Text extract:
Radix
latin: radix; radix nativitatis ('root of the nativity') · arabic: (original lost) — Latin De Radicibus Revolutionum
Definition
Radix (Latin 'root') is the technical name for the foundational chart from which all derivative charts — progressions, directions, returns, revolutions — are computed. In medieval and Renaissance Latin astrology it specifically named the natal chart (radix nativitatis); in mundane astrology Masha'allah's On the Roots of Revolutions (Arabic original lost, Latin via John of Spain) uses the term for the foundational Aries-ingress chart from which the year's revolution-charts derive. The cognate revolutio names the cyclical-return chart that flows from the radix.
In Tradition
In Hellenistic, Arabic, and traditional Western practice the radix is the immovable reference chart — natal for the individual, Aries-ingress for the year, foundation-chart for the polity — to which all subsequent timing techniques are anchored. Masha'allah's mundane treatise codifies the doctrine for Aries-ingress yearly revolutions: the radix establishes the year's prevailing significators, and quarterly and monthly revolutions inherit and modify the radix-significations.
In Practice
You compute the natal radix at the precise birth time and location and treat it as the master chart against which all further work proceeds. Secondary progressions, solar arcs, primary directions, and transits all refer back to natal radix positions; each technique advances or activates the radix rather than replacing it. In mundane practice the Aries-ingress chart for a given year (computed for the relevant national capital) serves as the year's radix; revolutions of the year per quarter and per month inherit from it. The traditional terminology 'radical positions' (positions in the radix) survives in horary judgment to distinguish natal-chart factors from transiting ones.

Stored records:
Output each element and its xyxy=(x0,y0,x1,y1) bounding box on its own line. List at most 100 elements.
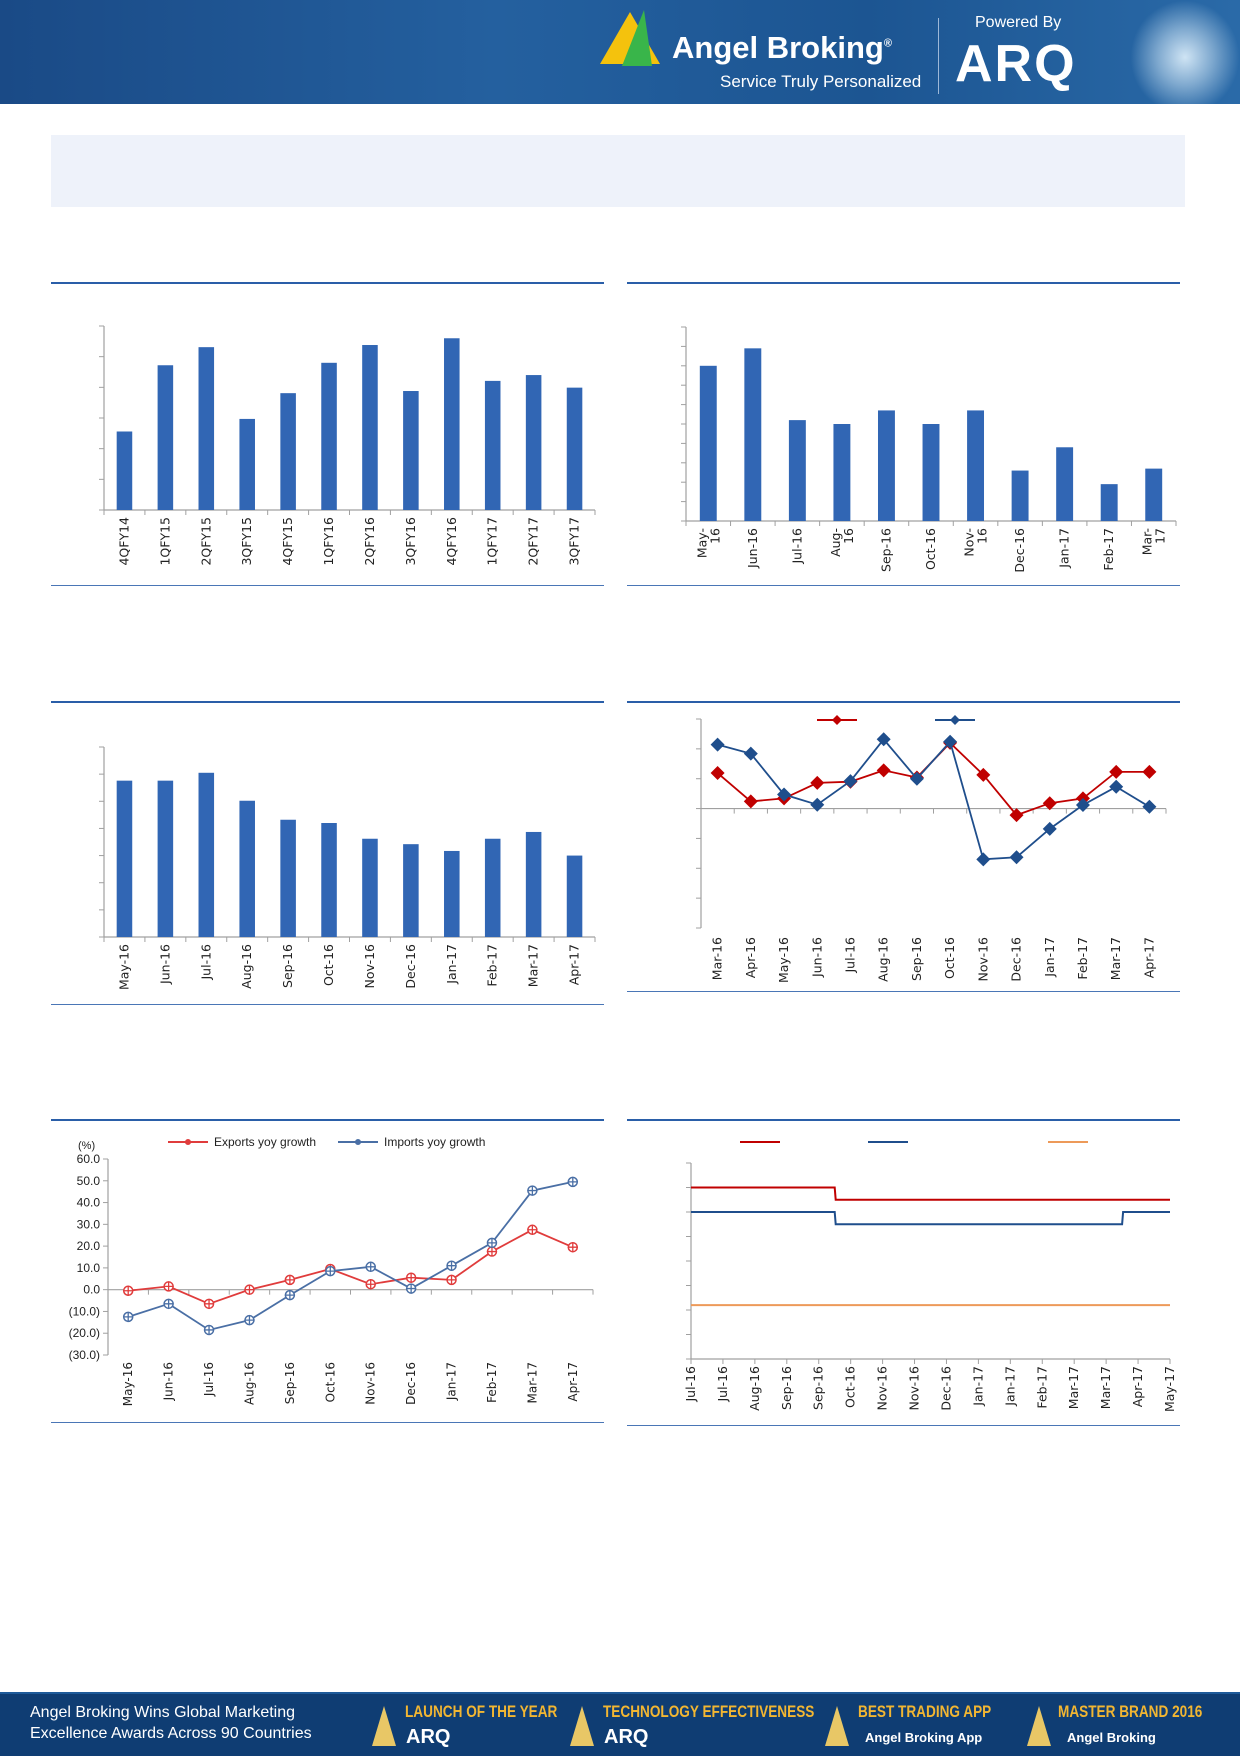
bar xyxy=(239,800,255,937)
x-tick-label: Aug-16 xyxy=(239,944,254,989)
x-tick-label: Oct-16 xyxy=(323,1362,337,1402)
data-point-diamond xyxy=(876,732,891,747)
x-tick-label: Sep-16 xyxy=(283,1362,297,1404)
data-point-cross xyxy=(527,1185,538,1196)
bar xyxy=(566,387,583,510)
bar xyxy=(788,420,806,521)
series-line xyxy=(127,1180,573,1331)
x-tick-label: Jan-17 xyxy=(1057,528,1072,569)
data-point-cross xyxy=(123,1311,134,1322)
bar xyxy=(116,431,133,510)
x-tick-label: Apr-17 xyxy=(1141,937,1156,978)
data-point-cross xyxy=(406,1272,417,1283)
bar xyxy=(116,780,133,937)
x-tick-label: May-16 xyxy=(694,528,722,558)
x-tick-label: Nov-16 xyxy=(364,1362,378,1405)
x-tick-label: Jan-17 xyxy=(445,1362,459,1401)
data-point-cross xyxy=(284,1290,295,1301)
x-tick-label: 3QFY17 xyxy=(567,517,582,566)
bar xyxy=(744,348,762,521)
data-point-cross xyxy=(365,1279,376,1290)
x-tick-label: Jul-16 xyxy=(842,937,857,974)
bar xyxy=(280,393,296,510)
panel-bottom-rule xyxy=(51,1004,604,1005)
x-tick-label: Oct-16 xyxy=(942,937,957,979)
y-tick-label: (30.0) xyxy=(69,1348,100,1362)
footer-text: Angel Broking Wins Global Marketing Exce… xyxy=(30,1702,312,1744)
x-tick-label: Dec-16 xyxy=(1009,937,1024,982)
legend-label: Exports yoy growth xyxy=(214,1135,316,1149)
legend-marker xyxy=(832,715,842,725)
x-tick-label: 4QFY14 xyxy=(116,517,131,566)
x-tick-label: 4QFY16 xyxy=(444,517,459,566)
data-point-diamond xyxy=(1009,850,1024,865)
panel-top-rule xyxy=(51,701,604,703)
data-point-diamond xyxy=(777,787,792,802)
bar xyxy=(1145,468,1163,521)
data-point-diamond xyxy=(743,746,758,761)
x-tick-label: Aug-16 xyxy=(828,528,856,557)
x-tick-label: Jun-16 xyxy=(745,528,760,569)
x-tick-label: Mar-17 xyxy=(1108,937,1123,980)
legend-marker xyxy=(185,1139,191,1145)
powered-by-label: Powered By xyxy=(975,14,1062,31)
x-tick-label: Jul-16 xyxy=(715,1366,730,1403)
x-tick-label: Sep-16 xyxy=(779,1366,794,1410)
data-point-diamond xyxy=(810,797,825,812)
x-tick-label: 1QFY15 xyxy=(157,517,172,566)
data-point-cross xyxy=(284,1274,295,1285)
bar xyxy=(321,823,337,937)
angel-logo-wing-icon xyxy=(622,10,652,66)
y-tick-label: 10.0 xyxy=(77,1261,101,1275)
data-point-diamond xyxy=(810,775,825,790)
x-tick-label: 1QFY16 xyxy=(321,517,336,566)
x-tick-label: 2QFY17 xyxy=(526,517,541,566)
x-tick-label: 4QFY15 xyxy=(280,517,295,566)
award-title: BEST TRADING APP xyxy=(858,1702,992,1721)
data-point-cross xyxy=(244,1284,255,1295)
panel-top-rule xyxy=(627,1119,1180,1121)
x-tick-label: Aug-16 xyxy=(242,1362,256,1405)
x-tick-label: Sep-16 xyxy=(909,937,924,981)
data-point-diamond xyxy=(943,734,958,749)
x-tick-label: 3QFY15 xyxy=(239,517,254,566)
legend-marker xyxy=(950,715,960,725)
y-tick-label: (10.0) xyxy=(69,1304,100,1318)
data-point-cross xyxy=(446,1260,457,1271)
bar xyxy=(362,345,378,510)
data-point-diamond xyxy=(976,852,991,867)
bar xyxy=(157,780,174,937)
bar xyxy=(157,365,174,510)
bar xyxy=(403,844,419,937)
x-tick-label: May-16 xyxy=(121,1362,135,1406)
bar xyxy=(967,410,985,521)
award-title: TECHNOLOGY EFFECTIVENESS xyxy=(603,1702,815,1721)
panel-bottom-rule xyxy=(627,991,1180,992)
x-tick-label: Jan-17 xyxy=(1042,937,1057,978)
arq-logo: ARQ xyxy=(955,35,1077,93)
bar xyxy=(198,772,215,937)
x-tick-label: Sep-16 xyxy=(878,528,893,572)
x-tick-label: Sep-16 xyxy=(811,1366,826,1410)
bar xyxy=(525,375,542,510)
data-point-cross xyxy=(204,1324,215,1335)
x-tick-label: May-16 xyxy=(116,944,131,990)
bar xyxy=(833,424,851,521)
panel-bottom-rule xyxy=(51,1422,604,1423)
x-tick-label: Feb-17 xyxy=(1101,528,1116,571)
bar xyxy=(525,831,542,937)
data-point-diamond xyxy=(710,737,725,752)
bar xyxy=(321,362,337,510)
data-point-diamond xyxy=(1042,796,1057,811)
y-tick-label: 20.0 xyxy=(77,1239,101,1253)
x-tick-label: 2QFY15 xyxy=(198,517,213,566)
series-line xyxy=(691,1211,1170,1226)
x-tick-label: Feb-17 xyxy=(485,1362,499,1403)
bar xyxy=(239,418,255,510)
bar xyxy=(403,391,419,510)
bar xyxy=(1056,447,1074,521)
data-point-diamond xyxy=(1042,821,1057,836)
panel-bottom-rule xyxy=(51,585,604,586)
x-tick-label: Nov-16 xyxy=(962,528,990,557)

List of tasks:
(1) In the records, from the line with "bar xyxy=(239,800,255,937)" up to and including the line with "x-tick-label: Apr-17 xyxy=(1141,937,1156,978)", substitute "data-point-x" for "data-point-cross" and give those lines again with everything else unchanged.
(2) Resume the text on the astrological radix, carrying it on from its last sentence.
The text on the radix and the records are unrelated materials.

Responses by task:
(1)
bar xyxy=(239,800,255,937)
x-tick-label: Aug-16 xyxy=(239,944,254,989)
x-tick-label: Oct-16 xyxy=(323,1362,337,1402)
data-point-diamond xyxy=(876,732,891,747)
x-tick-label: Sep-16 xyxy=(283,1362,297,1404)
data-point-x xyxy=(527,1185,538,1196)
bar xyxy=(566,387,583,510)
bar xyxy=(788,420,806,521)
series-line xyxy=(127,1180,573,1331)
x-tick-label: Jan-17 xyxy=(1057,528,1072,569)
data-point-x xyxy=(123,1311,134,1322)
bar xyxy=(116,431,133,510)
x-tick-label: Apr-17 xyxy=(1141,937,1156,978)

(2)
Historical Origin
The term radix is medieval Latin, descending from the Arabic astrological vocabulary of the 8th-13th centuries. Masha'allah's De Radicibus Revolutionum (likely Latin title from the John-of-Spain translation at Lunia in Galicia) is one of the foundational treatments — a complete twelve-chapter mundane-astrology treatise establishing Aries-ingress and revolution doctrine. The Arabic original is lost; the John-of-Spain Latin translation preserves the work and underwrites Abu Ma'shar's elaboration of the great-conjunction chronocrator cycle.
Etymology
Origin: Latin. Meaning: From radix ('root'), the medieval Latin technical term for the foundational starting-point chart of any astrological inquiry — the 'root' from which derivative charts grow..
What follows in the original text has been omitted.